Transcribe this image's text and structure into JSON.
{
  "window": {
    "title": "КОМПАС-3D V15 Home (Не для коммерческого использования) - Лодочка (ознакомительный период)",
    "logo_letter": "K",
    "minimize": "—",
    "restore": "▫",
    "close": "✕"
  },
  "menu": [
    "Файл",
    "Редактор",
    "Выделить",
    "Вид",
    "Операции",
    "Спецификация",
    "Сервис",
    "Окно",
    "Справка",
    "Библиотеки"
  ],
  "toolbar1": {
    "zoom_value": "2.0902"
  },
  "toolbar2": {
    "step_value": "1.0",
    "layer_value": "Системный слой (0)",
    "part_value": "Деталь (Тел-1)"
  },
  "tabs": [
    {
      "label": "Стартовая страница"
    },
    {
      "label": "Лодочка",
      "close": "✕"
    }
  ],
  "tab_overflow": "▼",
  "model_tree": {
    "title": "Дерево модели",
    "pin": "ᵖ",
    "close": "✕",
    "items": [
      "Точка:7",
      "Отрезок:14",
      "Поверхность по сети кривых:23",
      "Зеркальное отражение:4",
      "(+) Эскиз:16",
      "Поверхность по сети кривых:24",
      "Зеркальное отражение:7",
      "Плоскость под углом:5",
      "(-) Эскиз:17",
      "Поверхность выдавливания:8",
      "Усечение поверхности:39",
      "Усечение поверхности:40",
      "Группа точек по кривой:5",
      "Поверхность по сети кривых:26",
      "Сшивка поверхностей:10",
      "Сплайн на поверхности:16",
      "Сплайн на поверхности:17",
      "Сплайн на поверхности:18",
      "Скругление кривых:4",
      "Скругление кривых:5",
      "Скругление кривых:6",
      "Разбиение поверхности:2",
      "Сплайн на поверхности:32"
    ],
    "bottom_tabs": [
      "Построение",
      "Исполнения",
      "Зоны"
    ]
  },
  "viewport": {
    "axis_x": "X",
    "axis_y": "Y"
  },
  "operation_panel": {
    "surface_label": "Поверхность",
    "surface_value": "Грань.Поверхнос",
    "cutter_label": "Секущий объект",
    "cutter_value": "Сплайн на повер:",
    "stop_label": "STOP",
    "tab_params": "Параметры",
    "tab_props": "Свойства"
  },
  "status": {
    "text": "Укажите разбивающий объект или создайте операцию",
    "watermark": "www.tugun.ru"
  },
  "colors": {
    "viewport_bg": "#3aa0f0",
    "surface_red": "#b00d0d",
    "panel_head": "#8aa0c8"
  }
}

● What to do: Each entry above is to be quoted exactly.

● Task response:
Transcribe this image's text and structure into JSON.
{
  "window": {
    "title": "КОМПАС-3D V15 Home (Не для коммерческого использования) - Лодочка (ознакомительный период)",
    "logo_letter": "K",
    "minimize": "—",
    "restore": "▫",
    "close": "✕"
  },
  "menu": [
    "Файл",
    "Редактор",
    "Выделить",
    "Вид",
    "Операции",
    "Спецификация",
    "Сервис",
    "Окно",
    "Справка",
    "Библиотеки"
  ],
  "toolbar1": {
    "zoom_value": "2.0902"
  },
  "toolbar2": {
    "step_value": "1.0",
    "layer_value": "Системный слой (0)",
    "part_value": "Деталь (Тел-1)"
  },
  "tabs": [
    {
      "label": "Стартовая страница"
    },
    {
      "label": "Лодочка",
      "close": "✕"
    }
  ],
  "tab_overflow": "▼",
  "model_tree": {
    "title": "Дерево модели",
    "pin": "ᵖ",
    "close": "✕",
    "items": [
      "Точка:7",
      "Отрезок:14",
      "Поверхность по сети кривых:23",
      "Зеркальное отражение:4",
      "(+) Эскиз:16",
      "Поверхность по сети кривых:24",
      "Зеркальное отражение:7",
      "Плоскость под углом:5",
      "(-) Эскиз:17",
      "Поверхность выдавливания:8",
      "Усечение поверхности:39",
      "Усечение поверхности:40",
      "Группа точек по кривой:5",
      "Поверхность по сети кривых:26",
      "Сшивка поверхностей:10",
      "Сплайн на поверхности:16",
      "Сплайн на поверхности:17",
      "Сплайн на поверхности:18",
      "Скругление кривых:4",
      "Скругление кривых:5",
      "Скругление кривых:6",
      "Разбиение поверхности:2",
      "Сплайн на поверхности:32"
    ],
    "bottom_tabs": [
      "Построение",
      "Исполнения",
      "Зоны"
    ]
  },
  "viewport": {
    "axis_x": "X",
    "axis_y": "Y"
  },
  "operation_panel": {
    "surface_label": "Поверхность",
    "surface_value": "Грань.Поверхнос",
    "cutter_label": "Секущий объект",
    "cutter_value": "Сплайн на повер:",
    "stop_label": "STOP",
    "tab_params": "Параметры",
    "tab_props": "Свойства"
  },
  "status": {
    "text": "Укажите разбивающий объект или создайте операцию",
    "watermark": "www.tugun.ru"
  },
  "colors": {
    "viewport_bg": "#3aa0f0",
    "surface_red": "#b00d0d",
    "panel_head": "#8aa0c8"
  }
}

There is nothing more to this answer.